● EXERCISE
Reproduce the listing below verbatim.

** begin DATA PROVIDED **

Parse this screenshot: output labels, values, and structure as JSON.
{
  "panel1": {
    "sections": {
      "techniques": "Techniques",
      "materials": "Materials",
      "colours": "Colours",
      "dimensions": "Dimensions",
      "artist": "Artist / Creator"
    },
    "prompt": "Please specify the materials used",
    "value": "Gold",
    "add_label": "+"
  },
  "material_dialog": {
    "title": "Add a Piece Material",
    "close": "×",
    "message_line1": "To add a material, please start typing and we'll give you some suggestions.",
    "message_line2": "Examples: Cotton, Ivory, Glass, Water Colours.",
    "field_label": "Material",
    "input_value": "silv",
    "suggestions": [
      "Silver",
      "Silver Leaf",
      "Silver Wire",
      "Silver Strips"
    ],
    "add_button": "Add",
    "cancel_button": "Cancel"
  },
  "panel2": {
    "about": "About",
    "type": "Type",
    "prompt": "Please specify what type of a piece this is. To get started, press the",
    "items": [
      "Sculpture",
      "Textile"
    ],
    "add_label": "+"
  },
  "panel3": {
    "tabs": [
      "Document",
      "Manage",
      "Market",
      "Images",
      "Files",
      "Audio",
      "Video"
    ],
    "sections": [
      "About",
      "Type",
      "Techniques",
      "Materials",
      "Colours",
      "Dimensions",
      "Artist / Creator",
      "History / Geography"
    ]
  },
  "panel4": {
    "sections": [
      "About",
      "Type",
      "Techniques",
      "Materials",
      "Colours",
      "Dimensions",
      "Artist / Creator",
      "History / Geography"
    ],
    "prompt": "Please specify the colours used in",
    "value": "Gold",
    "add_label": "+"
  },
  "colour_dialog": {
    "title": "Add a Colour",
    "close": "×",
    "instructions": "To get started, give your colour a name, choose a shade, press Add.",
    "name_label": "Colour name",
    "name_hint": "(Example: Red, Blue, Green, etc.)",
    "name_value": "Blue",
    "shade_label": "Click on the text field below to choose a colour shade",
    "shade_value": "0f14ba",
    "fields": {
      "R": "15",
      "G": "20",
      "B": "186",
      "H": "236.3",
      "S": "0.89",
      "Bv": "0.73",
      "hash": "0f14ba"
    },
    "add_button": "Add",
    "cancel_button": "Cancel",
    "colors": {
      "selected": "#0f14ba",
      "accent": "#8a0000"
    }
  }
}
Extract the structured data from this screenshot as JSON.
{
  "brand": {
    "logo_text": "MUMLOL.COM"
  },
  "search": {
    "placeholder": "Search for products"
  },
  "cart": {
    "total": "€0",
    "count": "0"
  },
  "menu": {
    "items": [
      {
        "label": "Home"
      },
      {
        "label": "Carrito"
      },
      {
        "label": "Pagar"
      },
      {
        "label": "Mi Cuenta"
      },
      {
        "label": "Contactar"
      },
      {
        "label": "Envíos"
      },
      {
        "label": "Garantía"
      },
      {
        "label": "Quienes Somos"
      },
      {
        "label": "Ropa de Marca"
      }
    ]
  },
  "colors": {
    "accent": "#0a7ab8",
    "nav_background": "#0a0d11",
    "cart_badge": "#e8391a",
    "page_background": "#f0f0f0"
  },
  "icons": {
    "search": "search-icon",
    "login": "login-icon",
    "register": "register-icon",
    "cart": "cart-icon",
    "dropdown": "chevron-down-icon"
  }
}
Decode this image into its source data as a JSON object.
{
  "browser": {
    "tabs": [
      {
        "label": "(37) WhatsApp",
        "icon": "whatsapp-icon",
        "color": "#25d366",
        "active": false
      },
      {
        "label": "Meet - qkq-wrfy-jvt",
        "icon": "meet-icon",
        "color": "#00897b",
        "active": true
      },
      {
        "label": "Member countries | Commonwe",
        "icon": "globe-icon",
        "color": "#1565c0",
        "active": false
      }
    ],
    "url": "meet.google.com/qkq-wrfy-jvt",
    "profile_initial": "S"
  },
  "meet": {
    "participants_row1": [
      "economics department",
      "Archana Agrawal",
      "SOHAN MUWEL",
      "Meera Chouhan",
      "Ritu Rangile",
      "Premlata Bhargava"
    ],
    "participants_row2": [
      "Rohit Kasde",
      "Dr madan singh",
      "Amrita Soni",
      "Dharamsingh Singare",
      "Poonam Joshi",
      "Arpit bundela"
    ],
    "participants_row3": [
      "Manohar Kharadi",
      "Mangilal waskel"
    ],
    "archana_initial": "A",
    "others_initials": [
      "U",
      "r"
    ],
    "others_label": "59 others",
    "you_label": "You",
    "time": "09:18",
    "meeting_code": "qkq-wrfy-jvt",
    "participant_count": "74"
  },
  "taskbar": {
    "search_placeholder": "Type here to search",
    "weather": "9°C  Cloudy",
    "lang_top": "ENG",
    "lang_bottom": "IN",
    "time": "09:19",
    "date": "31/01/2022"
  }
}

** end DATA PROVIDED **

● RESPONSE TO THE EXERCISE
Parse this screenshot: output labels, values, and structure as JSON.
{
  "panel1": {
    "sections": {
      "techniques": "Techniques",
      "materials": "Materials",
      "colours": "Colours",
      "dimensions": "Dimensions",
      "artist": "Artist / Creator"
    },
    "prompt": "Please specify the materials used",
    "value": "Gold",
    "add_label": "+"
  },
  "material_dialog": {
    "title": "Add a Piece Material",
    "close": "×",
    "message_line1": "To add a material, please start typing and we'll give you some suggestions.",
    "message_line2": "Examples: Cotton, Ivory, Glass, Water Colours.",
    "field_label": "Material",
    "input_value": "silv",
    "suggestions": [
      "Silver",
      "Silver Leaf",
      "Silver Wire",
      "Silver Strips"
    ],
    "add_button": "Add",
    "cancel_button": "Cancel"
  },
  "panel2": {
    "about": "About",
    "type": "Type",
    "prompt": "Please specify what type of a piece this is. To get started, press the",
    "items": [
      "Sculpture",
      "Textile"
    ],
    "add_label": "+"
  },
  "panel3": {
    "tabs": [
      "Document",
      "Manage",
      "Market",
      "Images",
      "Files",
      "Audio",
      "Video"
    ],
    "sections": [
      "About",
      "Type",
      "Techniques",
      "Materials",
      "Colours",
      "Dimensions",
      "Artist / Creator",
      "History / Geography"
    ]
  },
  "panel4": {
    "sections": [
      "About",
      "Type",
      "Techniques",
      "Materials",
      "Colours",
      "Dimensions",
      "Artist / Creator",
      "History / Geography"
    ],
    "prompt": "Please specify the colours used in",
    "value": "Gold",
    "add_label": "+"
  },
  "colour_dialog": {
    "title": "Add a Colour",
    "close": "×",
    "instructions": "To get started, give your colour a name, choose a shade, press Add.",
    "name_label": "Colour name",
    "name_hint": "(Example: Red, Blue, Green, etc.)",
    "name_value": "Blue",
    "shade_label": "Click on the text field below to choose a colour shade",
    "shade_value": "0f14ba",
    "fields": {
      "R": "15",
      "G": "20",
      "B": "186",
      "H": "236.3",
      "S": "0.89",
      "Bv": "0.73",
      "hash": "0f14ba"
    },
    "add_button": "Add",
    "cancel_button": "Cancel",
    "colors": {
      "selected": "#0f14ba",
      "accent": "#8a0000"
    }
  }
}
Extract the structured data from this screenshot as JSON.
{
  "brand": {
    "logo_text": "MUMLOL.COM"
  },
  "search": {
    "placeholder": "Search for products"
  },
  "cart": {
    "total": "€0",
    "count": "0"
  },
  "menu": {
    "items": [
      {
        "label": "Home"
      },
      {
        "label": "Carrito"
      },
      {
        "label": "Pagar"
      },
      {
        "label": "Mi Cuenta"
      },
      {
        "label": "Contactar"
      },
      {
        "label": "Envíos"
      },
      {
        "label": "Garantía"
      },
      {
        "label": "Quienes Somos"
      },
      {
        "label": "Ropa de Marca"
      }
    ]
  },
  "colors": {
    "accent": "#0a7ab8",
    "nav_background": "#0a0d11",
    "cart_badge": "#e8391a",
    "page_background": "#f0f0f0"
  },
  "icons": {
    "search": "search-icon",
    "login": "login-icon",
    "register": "register-icon",
    "cart": "cart-icon",
    "dropdown": "chevron-down-icon"
  }
}
Decode this image into its source data as a JSON object.
{
  "browser": {
    "tabs": [
      {
        "label": "(37) WhatsApp",
        "icon": "whatsapp-icon",
        "color": "#25d366",
        "active": false
      },
      {
        "label": "Meet - qkq-wrfy-jvt",
        "icon": "meet-icon",
        "color": "#00897b",
        "active": true
      },
      {
        "label": "Member countries | Commonwe",
        "icon": "globe-icon",
        "color": "#1565c0",
        "active": false
      }
    ],
    "url": "meet.google.com/qkq-wrfy-jvt",
    "profile_initial": "S"
  },
  "meet": {
    "participants_row1": [
      "economics department",
      "Archana Agrawal",
      "SOHAN MUWEL",
      "Meera Chouhan",
      "Ritu Rangile",
      "Premlata Bhargava"
    ],
    "participants_row2": [
      "Rohit Kasde",
      "Dr madan singh",
      "Amrita Soni",
      "Dharamsingh Singare",
      "Poonam Joshi",
      "Arpit bundela"
    ],
    "participants_row3": [
      "Manohar Kharadi",
      "Mangilal waskel"
    ],
    "archana_initial": "A",
    "others_initials": [
      "U",
      "r"
    ],
    "others_label": "59 others",
    "you_label": "You",
    "time": "09:18",
    "meeting_code": "qkq-wrfy-jvt",
    "participant_count": "74"
  },
  "taskbar": {
    "search_placeholder": "Type here to search",
    "weather": "9°C  Cloudy",
    "lang_top": "ENG",
    "lang_bottom": "IN",
    "time": "09:19",
    "date": "31/01/2022"
  }
}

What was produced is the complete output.